(Stored records)
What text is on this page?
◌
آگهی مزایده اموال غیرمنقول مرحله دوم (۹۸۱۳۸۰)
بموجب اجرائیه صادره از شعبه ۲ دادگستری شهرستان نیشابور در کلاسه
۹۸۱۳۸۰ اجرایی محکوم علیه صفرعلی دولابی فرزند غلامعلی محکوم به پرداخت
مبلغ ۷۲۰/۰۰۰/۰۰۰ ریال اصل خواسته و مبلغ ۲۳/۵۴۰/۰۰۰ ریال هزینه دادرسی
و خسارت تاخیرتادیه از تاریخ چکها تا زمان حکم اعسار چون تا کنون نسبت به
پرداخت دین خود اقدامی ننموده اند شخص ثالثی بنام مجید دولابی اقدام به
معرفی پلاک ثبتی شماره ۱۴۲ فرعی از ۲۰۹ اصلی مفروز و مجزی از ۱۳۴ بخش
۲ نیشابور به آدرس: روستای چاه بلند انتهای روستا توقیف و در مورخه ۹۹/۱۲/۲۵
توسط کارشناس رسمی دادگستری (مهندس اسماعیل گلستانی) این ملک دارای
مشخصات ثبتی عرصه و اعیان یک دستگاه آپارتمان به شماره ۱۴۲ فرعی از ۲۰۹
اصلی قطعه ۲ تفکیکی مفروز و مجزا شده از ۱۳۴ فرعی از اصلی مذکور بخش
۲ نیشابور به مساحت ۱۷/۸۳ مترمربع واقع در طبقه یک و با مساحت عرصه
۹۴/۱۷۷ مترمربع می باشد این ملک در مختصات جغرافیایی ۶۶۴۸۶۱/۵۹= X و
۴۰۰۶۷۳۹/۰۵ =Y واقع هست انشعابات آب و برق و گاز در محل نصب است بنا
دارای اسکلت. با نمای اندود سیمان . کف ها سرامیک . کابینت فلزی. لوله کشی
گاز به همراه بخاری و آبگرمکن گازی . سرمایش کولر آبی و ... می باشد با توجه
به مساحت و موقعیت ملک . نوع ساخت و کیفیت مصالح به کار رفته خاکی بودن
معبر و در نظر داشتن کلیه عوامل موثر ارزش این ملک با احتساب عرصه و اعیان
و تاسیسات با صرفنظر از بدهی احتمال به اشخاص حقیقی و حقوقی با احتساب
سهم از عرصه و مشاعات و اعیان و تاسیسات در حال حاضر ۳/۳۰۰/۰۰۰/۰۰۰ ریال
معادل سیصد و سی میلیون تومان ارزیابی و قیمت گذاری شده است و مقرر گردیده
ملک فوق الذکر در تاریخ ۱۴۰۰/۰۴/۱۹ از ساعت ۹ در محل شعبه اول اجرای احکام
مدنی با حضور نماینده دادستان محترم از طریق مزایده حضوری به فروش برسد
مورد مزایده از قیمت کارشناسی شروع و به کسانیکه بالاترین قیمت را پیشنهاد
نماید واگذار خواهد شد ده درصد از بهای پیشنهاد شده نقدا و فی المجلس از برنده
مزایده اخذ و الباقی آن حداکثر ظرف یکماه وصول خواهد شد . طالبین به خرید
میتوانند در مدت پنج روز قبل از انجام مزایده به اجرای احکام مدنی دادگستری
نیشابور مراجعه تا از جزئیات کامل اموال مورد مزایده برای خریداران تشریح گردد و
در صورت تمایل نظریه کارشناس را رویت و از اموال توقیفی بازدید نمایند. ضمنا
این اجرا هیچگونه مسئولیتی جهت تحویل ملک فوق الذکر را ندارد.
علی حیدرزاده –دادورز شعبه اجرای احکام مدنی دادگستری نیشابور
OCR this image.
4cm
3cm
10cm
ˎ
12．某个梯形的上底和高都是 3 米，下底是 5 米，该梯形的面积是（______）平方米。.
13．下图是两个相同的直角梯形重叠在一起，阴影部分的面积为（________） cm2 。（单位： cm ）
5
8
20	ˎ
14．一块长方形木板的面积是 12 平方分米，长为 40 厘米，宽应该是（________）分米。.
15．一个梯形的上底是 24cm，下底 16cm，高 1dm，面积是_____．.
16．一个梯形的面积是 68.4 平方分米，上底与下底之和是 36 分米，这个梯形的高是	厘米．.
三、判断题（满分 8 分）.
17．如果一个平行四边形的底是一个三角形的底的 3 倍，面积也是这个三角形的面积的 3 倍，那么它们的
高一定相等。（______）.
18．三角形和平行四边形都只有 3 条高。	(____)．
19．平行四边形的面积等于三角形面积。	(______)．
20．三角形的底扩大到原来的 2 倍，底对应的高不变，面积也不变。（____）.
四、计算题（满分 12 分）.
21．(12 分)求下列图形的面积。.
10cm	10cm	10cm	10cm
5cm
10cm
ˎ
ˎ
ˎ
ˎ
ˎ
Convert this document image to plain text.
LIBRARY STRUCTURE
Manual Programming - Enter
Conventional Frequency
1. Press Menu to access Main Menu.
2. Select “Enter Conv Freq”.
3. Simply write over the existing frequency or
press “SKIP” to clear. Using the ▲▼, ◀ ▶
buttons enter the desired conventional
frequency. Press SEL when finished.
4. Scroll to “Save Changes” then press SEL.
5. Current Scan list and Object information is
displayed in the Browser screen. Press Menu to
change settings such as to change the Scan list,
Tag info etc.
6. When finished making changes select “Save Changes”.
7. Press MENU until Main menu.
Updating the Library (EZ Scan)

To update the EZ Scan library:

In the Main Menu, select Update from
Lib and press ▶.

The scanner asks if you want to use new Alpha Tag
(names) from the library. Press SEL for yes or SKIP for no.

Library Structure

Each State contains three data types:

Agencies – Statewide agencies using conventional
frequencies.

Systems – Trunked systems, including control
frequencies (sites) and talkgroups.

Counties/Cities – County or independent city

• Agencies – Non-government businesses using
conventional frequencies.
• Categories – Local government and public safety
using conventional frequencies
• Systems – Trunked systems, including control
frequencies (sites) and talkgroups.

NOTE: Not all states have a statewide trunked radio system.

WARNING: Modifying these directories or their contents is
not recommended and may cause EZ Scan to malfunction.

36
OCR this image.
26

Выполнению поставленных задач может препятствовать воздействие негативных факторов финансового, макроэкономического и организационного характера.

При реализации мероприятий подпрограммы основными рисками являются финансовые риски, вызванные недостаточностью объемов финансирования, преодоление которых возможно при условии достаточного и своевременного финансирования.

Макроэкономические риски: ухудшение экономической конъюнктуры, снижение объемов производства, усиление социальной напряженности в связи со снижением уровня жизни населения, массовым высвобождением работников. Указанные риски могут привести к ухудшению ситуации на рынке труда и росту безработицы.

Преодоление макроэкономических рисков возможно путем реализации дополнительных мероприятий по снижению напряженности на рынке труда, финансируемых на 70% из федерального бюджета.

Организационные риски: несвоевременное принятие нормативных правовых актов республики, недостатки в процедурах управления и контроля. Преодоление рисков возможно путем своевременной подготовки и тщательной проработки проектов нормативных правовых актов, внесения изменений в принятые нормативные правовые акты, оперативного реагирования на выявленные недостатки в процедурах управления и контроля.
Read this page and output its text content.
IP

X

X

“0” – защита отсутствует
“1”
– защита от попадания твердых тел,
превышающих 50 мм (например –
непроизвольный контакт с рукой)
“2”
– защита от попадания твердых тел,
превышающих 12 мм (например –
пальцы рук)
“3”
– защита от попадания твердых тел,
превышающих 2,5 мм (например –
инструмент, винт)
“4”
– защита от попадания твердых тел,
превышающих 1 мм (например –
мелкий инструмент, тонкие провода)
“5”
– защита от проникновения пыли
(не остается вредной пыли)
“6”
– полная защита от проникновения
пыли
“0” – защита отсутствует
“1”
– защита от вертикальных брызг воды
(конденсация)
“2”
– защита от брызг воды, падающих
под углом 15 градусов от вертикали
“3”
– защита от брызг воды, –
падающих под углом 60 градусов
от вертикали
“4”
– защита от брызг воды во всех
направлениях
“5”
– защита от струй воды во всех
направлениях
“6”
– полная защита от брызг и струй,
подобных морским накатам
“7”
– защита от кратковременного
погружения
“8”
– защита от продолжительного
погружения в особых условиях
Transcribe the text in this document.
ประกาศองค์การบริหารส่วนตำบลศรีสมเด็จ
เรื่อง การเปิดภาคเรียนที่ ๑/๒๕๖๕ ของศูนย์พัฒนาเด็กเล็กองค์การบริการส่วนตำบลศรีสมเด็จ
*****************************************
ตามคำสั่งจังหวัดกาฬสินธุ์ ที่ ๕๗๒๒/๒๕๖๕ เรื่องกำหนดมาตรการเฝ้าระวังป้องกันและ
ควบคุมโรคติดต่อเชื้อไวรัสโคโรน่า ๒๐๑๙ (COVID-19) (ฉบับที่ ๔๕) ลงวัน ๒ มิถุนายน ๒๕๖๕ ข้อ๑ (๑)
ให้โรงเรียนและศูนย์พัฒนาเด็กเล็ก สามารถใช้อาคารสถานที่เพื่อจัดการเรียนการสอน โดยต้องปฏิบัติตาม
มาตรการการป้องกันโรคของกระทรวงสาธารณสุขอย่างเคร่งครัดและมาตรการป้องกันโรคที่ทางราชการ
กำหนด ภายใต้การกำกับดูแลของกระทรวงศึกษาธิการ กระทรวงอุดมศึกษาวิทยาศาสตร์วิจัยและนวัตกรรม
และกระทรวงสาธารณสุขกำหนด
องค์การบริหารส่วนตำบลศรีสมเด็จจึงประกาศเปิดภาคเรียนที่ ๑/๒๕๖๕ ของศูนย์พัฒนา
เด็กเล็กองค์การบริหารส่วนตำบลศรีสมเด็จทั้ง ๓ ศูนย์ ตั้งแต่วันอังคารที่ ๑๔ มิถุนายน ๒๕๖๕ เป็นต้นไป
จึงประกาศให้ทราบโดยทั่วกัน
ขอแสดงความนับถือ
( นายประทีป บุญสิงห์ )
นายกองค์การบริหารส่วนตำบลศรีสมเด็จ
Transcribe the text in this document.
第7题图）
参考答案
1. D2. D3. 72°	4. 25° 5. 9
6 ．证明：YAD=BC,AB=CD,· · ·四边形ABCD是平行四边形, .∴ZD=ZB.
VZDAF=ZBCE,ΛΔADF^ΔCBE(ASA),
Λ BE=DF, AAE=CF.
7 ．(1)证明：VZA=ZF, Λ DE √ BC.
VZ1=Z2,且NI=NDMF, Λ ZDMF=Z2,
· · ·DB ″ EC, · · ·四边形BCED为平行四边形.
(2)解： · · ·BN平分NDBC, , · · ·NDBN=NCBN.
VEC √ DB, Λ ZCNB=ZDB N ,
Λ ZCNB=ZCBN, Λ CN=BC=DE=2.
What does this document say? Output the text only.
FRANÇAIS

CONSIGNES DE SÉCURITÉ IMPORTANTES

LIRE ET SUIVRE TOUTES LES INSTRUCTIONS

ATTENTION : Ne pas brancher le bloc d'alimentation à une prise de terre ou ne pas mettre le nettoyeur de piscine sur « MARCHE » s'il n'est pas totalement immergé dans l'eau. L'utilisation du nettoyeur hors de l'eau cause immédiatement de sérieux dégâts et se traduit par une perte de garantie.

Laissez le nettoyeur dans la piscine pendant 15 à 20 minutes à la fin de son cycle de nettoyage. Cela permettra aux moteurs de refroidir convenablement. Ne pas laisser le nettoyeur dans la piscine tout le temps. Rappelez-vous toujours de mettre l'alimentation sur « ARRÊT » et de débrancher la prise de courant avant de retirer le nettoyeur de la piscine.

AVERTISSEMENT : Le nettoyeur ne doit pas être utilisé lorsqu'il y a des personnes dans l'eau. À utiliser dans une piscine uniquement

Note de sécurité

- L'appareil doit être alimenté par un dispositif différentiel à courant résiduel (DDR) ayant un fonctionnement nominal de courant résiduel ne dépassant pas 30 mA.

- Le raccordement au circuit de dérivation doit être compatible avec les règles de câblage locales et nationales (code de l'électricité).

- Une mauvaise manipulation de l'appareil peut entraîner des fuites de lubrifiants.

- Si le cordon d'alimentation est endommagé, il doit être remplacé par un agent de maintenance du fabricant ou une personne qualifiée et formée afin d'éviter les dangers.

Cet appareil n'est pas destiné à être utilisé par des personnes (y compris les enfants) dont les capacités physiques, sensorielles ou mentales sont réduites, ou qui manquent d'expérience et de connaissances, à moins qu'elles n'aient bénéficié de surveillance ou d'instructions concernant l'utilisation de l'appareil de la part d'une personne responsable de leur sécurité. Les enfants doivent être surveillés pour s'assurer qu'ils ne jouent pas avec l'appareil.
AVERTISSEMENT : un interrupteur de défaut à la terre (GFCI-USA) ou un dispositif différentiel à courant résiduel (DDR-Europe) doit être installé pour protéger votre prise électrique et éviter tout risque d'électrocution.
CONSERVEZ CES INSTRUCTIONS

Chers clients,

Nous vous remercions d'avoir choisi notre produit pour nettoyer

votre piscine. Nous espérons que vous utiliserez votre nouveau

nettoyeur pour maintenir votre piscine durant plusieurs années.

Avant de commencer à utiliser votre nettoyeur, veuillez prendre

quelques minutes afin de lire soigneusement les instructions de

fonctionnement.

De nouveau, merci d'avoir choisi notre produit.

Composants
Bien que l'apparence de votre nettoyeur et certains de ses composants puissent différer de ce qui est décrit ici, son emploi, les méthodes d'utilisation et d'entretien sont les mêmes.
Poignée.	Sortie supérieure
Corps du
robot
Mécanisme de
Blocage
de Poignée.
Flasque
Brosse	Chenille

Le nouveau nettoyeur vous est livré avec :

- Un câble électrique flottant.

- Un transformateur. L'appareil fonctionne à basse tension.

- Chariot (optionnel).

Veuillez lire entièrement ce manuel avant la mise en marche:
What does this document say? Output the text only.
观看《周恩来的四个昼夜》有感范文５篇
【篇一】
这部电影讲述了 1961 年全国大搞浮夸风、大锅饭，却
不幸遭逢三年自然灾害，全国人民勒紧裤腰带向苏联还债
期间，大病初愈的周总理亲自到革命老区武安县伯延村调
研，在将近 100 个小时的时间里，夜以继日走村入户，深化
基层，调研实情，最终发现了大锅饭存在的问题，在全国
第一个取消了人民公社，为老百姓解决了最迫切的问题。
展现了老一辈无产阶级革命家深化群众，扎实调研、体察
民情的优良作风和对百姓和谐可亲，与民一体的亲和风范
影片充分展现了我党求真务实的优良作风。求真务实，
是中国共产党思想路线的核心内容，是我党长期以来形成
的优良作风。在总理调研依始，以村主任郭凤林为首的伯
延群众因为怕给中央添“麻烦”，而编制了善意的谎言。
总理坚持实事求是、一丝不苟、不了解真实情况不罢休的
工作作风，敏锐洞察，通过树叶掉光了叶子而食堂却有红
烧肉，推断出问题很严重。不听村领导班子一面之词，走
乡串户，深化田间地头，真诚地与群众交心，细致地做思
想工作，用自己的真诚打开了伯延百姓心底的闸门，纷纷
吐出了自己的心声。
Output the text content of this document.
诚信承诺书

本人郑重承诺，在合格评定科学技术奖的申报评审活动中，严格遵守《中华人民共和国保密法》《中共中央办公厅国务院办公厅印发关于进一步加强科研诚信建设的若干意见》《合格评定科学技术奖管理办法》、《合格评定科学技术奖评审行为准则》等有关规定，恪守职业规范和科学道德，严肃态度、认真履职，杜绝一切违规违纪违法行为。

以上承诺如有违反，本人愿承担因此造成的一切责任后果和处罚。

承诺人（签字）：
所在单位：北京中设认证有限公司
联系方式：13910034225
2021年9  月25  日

What this task involves: Tally up the lines in the records containing the word "สมเด", then give the count and nothing else.

Answer to this problem: 5